BEGIN GIVEN DATA

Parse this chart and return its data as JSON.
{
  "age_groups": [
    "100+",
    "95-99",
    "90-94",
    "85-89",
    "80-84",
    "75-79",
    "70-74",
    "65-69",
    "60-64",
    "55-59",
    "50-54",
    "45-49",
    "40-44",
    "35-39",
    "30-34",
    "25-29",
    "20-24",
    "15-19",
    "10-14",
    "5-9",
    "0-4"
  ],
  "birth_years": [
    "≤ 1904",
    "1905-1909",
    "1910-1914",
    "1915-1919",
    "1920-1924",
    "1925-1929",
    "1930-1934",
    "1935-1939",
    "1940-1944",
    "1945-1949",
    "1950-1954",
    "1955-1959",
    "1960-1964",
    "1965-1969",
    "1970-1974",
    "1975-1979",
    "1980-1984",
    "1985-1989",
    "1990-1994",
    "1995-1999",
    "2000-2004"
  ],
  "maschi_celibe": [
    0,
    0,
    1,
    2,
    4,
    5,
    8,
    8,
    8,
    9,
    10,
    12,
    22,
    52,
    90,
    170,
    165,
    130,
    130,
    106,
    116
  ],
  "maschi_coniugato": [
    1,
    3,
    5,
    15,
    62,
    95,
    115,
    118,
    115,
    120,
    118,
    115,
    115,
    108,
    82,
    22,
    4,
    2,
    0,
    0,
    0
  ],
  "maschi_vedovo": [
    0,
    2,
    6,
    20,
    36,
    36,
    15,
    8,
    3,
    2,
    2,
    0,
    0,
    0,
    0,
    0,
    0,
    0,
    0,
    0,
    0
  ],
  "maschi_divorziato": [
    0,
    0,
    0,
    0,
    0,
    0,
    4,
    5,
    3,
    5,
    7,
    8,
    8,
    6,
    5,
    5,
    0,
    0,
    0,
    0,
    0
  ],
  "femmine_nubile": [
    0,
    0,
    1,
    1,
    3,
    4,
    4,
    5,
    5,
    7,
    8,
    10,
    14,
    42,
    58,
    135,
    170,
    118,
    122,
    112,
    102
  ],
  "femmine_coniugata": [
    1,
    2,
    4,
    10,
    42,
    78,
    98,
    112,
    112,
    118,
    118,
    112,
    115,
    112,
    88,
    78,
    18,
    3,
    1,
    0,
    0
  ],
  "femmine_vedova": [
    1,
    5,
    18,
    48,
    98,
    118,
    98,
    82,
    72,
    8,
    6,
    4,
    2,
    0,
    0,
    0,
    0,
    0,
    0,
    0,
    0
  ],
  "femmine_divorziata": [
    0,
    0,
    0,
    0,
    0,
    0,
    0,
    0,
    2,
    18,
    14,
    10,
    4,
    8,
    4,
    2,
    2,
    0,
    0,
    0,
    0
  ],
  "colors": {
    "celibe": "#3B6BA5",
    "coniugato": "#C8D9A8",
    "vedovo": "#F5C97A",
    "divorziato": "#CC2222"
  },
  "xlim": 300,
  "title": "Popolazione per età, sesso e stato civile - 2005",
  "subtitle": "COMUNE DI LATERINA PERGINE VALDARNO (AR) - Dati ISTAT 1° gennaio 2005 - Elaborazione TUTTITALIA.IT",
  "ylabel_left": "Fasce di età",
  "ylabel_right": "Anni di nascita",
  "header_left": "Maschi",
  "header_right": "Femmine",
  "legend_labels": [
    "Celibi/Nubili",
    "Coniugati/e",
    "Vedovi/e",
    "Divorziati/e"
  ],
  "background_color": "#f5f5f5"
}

END GIVEN DATA

WHAT IS NEEDED: Could you reproduce every record above exactly as it appears?

TASK RESPONSE:
Parse this chart and return its data as JSON.
{
  "age_groups": [
    "100+",
    "95-99",
    "90-94",
    "85-89",
    "80-84",
    "75-79",
    "70-74",
    "65-69",
    "60-64",
    "55-59",
    "50-54",
    "45-49",
    "40-44",
    "35-39",
    "30-34",
    "25-29",
    "20-24",
    "15-19",
    "10-14",
    "5-9",
    "0-4"
  ],
  "birth_years": [
    "≤ 1904",
    "1905-1909",
    "1910-1914",
    "1915-1919",
    "1920-1924",
    "1925-1929",
    "1930-1934",
    "1935-1939",
    "1940-1944",
    "1945-1949",
    "1950-1954",
    "1955-1959",
    "1960-1964",
    "1965-1969",
    "1970-1974",
    "1975-1979",
    "1980-1984",
    "1985-1989",
    "1990-1994",
    "1995-1999",
    "2000-2004"
  ],
  "maschi_celibe": [
    0,
    0,
    1,
    2,
    4,
    5,
    8,
    8,
    8,
    9,
    10,
    12,
    22,
    52,
    90,
    170,
    165,
    130,
    130,
    106,
    116
  ],
  "maschi_coniugato": [
    1,
    3,
    5,
    15,
    62,
    95,
    115,
    118,
    115,
    120,
    118,
    115,
    115,
    108,
    82,
    22,
    4,
    2,
    0,
    0,
    0
  ],
  "maschi_vedovo": [
    0,
    2,
    6,
    20,
    36,
    36,
    15,
    8,
    3,
    2,
    2,
    0,
    0,
    0,
    0,
    0,
    0,
    0,
    0,
    0,
    0
  ],
  "maschi_divorziato": [
    0,
    0,
    0,
    0,
    0,
    0,
    4,
    5,
    3,
    5,
    7,
    8,
    8,
    6,
    5,
    5,
    0,
    0,
    0,
    0,
    0
  ],
  "femmine_nubile": [
    0,
    0,
    1,
    1,
    3,
    4,
    4,
    5,
    5,
    7,
    8,
    10,
    14,
    42,
    58,
    135,
    170,
    118,
    122,
    112,
    102
  ],
  "femmine_coniugata": [
    1,
    2,
    4,
    10,
    42,
    78,
    98,
    112,
    112,
    118,
    118,
    112,
    115,
    112,
    88,
    78,
    18,
    3,
    1,
    0,
    0
  ],
  "femmine_vedova": [
    1,
    5,
    18,
    48,
    98,
    118,
    98,
    82,
    72,
    8,
    6,
    4,
    2,
    0,
    0,
    0,
    0,
    0,
    0,
    0,
    0
  ],
  "femmine_divorziata": [
    0,
    0,
    0,
    0,
    0,
    0,
    0,
    0,
    2,
    18,
    14,
    10,
    4,
    8,
    4,
    2,
    2,
    0,
    0,
    0,
    0
  ],
  "colors": {
    "celibe": "#3B6BA5",
    "coniugato": "#C8D9A8",
    "vedovo": "#F5C97A",
    "divorziato": "#CC2222"
  },
  "xlim": 300,
  "title": "Popolazione per età, sesso e stato civile - 2005",
  "subtitle": "COMUNE DI LATERINA PERGINE VALDARNO (AR) - Dati ISTAT 1° gennaio 2005 - Elaborazione TUTTITALIA.IT",
  "ylabel_left": "Fasce di età",
  "ylabel_right": "Anni di nascita",
  "header_left": "Maschi",
  "header_right": "Femmine",
  "legend_labels": [
    "Celibi/Nubili",
    "Coniugati/e",
    "Vedovi/e",
    "Divorziati/e"
  ],
  "background_color": "#f5f5f5"
}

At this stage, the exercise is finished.